### Problem to work on:
Search the material for "Ministerio" and show all lines that contain it.
>>>
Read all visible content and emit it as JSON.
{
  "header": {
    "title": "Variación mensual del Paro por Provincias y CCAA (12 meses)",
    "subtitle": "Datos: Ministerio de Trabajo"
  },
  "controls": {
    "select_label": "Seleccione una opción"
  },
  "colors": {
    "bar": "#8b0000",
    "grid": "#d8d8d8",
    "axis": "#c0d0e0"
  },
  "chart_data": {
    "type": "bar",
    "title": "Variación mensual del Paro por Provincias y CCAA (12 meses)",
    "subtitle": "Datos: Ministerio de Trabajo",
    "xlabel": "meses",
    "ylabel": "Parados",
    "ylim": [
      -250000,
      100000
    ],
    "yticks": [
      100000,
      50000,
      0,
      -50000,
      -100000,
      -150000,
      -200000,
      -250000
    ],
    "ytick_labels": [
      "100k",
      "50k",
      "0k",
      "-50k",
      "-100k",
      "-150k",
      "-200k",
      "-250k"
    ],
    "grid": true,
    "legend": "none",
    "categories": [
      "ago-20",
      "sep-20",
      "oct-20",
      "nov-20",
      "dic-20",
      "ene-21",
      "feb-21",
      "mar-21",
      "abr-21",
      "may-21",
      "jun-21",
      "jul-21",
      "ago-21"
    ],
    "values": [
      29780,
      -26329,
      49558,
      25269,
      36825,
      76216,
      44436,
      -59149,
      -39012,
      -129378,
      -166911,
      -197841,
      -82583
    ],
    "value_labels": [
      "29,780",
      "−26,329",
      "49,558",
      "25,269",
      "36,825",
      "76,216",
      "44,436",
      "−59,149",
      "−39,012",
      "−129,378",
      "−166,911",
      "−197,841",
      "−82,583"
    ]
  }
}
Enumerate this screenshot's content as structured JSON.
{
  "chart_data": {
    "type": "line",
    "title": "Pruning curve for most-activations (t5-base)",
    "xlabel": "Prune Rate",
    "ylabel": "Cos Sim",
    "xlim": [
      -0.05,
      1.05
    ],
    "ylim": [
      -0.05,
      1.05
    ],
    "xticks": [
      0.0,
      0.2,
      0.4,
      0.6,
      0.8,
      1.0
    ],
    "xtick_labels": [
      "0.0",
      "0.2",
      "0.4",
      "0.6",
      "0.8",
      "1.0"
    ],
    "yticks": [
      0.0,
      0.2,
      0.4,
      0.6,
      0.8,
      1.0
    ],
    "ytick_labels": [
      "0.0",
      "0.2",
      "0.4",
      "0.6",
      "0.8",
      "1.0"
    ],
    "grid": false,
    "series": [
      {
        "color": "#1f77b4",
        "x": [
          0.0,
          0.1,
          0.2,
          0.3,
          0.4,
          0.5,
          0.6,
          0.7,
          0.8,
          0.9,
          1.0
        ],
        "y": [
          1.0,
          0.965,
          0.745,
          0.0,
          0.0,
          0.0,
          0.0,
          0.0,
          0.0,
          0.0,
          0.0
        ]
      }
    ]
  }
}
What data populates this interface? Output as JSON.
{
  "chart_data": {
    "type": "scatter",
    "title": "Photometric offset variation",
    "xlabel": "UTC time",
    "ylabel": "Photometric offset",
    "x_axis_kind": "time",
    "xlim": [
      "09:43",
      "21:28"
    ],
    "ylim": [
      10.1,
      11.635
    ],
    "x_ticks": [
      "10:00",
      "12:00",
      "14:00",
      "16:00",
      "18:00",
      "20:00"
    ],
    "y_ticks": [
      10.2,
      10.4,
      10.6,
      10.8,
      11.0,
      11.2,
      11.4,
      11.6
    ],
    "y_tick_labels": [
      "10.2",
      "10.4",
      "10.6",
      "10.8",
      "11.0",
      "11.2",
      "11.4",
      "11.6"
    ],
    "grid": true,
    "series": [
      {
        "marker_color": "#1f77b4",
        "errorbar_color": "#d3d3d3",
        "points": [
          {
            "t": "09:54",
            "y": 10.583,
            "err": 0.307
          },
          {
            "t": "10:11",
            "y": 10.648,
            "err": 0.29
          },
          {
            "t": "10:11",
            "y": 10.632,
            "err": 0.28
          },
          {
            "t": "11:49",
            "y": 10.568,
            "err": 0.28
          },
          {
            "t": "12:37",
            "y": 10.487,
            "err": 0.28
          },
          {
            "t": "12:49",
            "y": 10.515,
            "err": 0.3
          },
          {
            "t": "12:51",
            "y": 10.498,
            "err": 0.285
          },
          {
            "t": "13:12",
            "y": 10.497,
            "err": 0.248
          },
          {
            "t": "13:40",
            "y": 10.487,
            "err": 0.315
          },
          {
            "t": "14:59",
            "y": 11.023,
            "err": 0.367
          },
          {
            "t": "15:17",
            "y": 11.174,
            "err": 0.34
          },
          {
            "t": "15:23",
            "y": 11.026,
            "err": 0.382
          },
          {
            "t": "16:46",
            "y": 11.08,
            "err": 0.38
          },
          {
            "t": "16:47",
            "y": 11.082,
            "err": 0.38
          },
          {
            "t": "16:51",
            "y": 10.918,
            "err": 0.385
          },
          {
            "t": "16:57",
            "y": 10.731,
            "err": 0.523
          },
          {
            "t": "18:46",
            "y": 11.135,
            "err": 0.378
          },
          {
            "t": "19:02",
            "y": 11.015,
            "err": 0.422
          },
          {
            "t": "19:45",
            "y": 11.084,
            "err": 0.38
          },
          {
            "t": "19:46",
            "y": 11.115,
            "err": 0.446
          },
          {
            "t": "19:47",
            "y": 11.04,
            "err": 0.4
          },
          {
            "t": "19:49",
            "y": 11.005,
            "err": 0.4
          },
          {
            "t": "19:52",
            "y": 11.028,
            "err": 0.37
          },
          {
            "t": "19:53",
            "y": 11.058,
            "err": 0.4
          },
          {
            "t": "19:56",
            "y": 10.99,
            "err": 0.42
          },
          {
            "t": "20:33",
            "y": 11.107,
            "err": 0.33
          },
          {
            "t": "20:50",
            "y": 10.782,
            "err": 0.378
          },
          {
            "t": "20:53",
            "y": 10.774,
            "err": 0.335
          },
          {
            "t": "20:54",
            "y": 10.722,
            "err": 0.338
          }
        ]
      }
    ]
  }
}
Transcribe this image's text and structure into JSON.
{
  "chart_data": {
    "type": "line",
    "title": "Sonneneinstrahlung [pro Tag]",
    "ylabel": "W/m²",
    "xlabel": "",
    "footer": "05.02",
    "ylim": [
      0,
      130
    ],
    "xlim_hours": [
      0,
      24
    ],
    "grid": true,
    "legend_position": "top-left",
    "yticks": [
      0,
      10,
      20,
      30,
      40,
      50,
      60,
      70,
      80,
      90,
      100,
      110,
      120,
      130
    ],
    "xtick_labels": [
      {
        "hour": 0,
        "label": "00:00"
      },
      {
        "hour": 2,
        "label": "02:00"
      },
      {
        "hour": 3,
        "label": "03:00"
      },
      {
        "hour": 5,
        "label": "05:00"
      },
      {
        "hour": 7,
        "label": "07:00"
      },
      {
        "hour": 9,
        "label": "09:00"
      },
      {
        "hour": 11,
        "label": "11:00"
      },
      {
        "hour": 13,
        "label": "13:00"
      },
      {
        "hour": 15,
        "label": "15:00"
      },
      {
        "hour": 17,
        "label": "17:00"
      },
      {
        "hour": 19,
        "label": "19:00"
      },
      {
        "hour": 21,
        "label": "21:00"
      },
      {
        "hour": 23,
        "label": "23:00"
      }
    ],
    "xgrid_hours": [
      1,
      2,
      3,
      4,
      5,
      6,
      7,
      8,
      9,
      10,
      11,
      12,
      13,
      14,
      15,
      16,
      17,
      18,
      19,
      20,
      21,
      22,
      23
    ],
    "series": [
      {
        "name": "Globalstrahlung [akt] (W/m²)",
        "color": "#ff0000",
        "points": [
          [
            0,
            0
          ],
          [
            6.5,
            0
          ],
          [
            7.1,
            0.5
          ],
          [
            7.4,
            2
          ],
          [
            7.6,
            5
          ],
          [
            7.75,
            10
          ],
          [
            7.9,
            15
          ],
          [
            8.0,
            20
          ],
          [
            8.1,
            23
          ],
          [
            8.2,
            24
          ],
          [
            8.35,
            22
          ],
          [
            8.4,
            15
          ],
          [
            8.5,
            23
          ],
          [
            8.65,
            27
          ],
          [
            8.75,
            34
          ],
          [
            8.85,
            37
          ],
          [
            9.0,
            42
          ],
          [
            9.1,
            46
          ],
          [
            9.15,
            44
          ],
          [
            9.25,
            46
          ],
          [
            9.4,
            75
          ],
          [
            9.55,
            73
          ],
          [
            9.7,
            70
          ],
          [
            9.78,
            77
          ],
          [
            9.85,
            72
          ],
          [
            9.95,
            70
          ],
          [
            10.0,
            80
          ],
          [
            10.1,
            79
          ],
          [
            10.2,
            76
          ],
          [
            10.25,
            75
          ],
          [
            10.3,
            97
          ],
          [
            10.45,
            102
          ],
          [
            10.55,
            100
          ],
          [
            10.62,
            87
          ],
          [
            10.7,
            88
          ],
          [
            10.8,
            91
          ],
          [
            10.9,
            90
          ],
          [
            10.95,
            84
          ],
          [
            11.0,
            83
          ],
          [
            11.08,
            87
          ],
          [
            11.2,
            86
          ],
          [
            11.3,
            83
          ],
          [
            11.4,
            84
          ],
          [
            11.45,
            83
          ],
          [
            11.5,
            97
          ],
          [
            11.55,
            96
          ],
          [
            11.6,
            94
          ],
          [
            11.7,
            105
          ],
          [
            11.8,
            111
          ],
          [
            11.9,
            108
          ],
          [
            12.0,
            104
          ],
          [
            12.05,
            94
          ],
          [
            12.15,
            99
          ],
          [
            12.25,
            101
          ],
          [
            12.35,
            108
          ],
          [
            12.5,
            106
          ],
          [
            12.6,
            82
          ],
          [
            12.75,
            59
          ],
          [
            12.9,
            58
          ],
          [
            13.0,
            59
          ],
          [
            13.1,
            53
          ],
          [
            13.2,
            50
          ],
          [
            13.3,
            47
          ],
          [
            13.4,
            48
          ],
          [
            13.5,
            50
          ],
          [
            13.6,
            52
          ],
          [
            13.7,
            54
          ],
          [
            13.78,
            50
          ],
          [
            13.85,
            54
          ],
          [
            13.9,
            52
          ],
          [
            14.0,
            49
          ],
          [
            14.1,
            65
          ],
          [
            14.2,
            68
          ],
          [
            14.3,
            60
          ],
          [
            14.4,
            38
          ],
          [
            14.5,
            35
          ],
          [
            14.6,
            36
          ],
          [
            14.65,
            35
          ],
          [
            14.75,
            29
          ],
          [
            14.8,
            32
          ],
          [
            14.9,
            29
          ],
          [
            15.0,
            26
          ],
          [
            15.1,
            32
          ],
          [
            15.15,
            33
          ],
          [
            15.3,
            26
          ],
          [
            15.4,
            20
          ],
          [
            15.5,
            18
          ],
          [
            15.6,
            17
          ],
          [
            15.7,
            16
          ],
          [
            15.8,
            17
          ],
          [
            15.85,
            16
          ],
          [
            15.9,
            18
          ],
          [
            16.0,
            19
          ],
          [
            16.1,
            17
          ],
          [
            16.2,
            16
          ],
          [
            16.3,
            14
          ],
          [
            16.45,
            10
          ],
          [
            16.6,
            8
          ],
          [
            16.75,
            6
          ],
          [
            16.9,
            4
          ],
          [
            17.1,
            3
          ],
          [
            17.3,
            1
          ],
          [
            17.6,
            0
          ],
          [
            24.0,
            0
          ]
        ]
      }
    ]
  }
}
<<<
### Solution for this problem:
    "subtitle": "Datos: Ministerio de Trabajo"
    "subtitle": "Datos: Ministerio de Trabajo",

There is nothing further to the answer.